#### Your goal:
Retype everything in the listing, leaving each line exactly as it is.

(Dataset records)
>>>

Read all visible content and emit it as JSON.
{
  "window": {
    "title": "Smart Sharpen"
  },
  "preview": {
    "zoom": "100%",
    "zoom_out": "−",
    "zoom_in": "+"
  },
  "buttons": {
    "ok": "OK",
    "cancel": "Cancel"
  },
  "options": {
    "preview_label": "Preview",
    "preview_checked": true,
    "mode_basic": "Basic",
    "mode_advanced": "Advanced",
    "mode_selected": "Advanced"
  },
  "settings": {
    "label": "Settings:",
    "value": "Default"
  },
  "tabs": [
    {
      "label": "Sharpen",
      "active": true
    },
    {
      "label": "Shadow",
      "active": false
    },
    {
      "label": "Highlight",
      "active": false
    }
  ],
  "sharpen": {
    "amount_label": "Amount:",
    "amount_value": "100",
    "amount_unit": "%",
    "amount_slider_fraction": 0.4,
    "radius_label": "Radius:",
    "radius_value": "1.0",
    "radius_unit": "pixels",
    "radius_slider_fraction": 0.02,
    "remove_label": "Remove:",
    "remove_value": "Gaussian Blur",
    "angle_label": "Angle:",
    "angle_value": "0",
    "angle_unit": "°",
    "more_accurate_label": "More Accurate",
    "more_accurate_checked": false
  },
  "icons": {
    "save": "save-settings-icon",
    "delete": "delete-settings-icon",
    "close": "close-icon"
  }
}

<<<

#### Result for this exercise:
Read all visible content and emit it as JSON.
{
  "window": {
    "title": "Smart Sharpen"
  },
  "preview": {
    "zoom": "100%",
    "zoom_out": "−",
    "zoom_in": "+"
  },
  "buttons": {
    "ok": "OK",
    "cancel": "Cancel"
  },
  "options": {
    "preview_label": "Preview",
    "preview_checked": true,
    "mode_basic": "Basic",
    "mode_advanced": "Advanced",
    "mode_selected": "Advanced"
  },
  "settings": {
    "label": "Settings:",
    "value": "Default"
  },
  "tabs": [
    {
      "label": "Sharpen",
      "active": true
    },
    {
      "label": "Shadow",
      "active": false
    },
    {
      "label": "Highlight",
      "active": false
    }
  ],
  "sharpen": {
    "amount_label": "Amount:",
    "amount_value": "100",
    "amount_unit": "%",
    "amount_slider_fraction": 0.4,
    "radius_label": "Radius:",
    "radius_value": "1.0",
    "radius_unit": "pixels",
    "radius_slider_fraction": 0.02,
    "remove_label": "Remove:",
    "remove_value": "Gaussian Blur",
    "angle_label": "Angle:",
    "angle_value": "0",
    "angle_unit": "°",
    "more_accurate_label": "More Accurate",
    "more_accurate_checked": false
  },
  "icons": {
    "save": "save-settings-icon",
    "delete": "delete-settings-icon",
    "close": "close-icon"
  }
}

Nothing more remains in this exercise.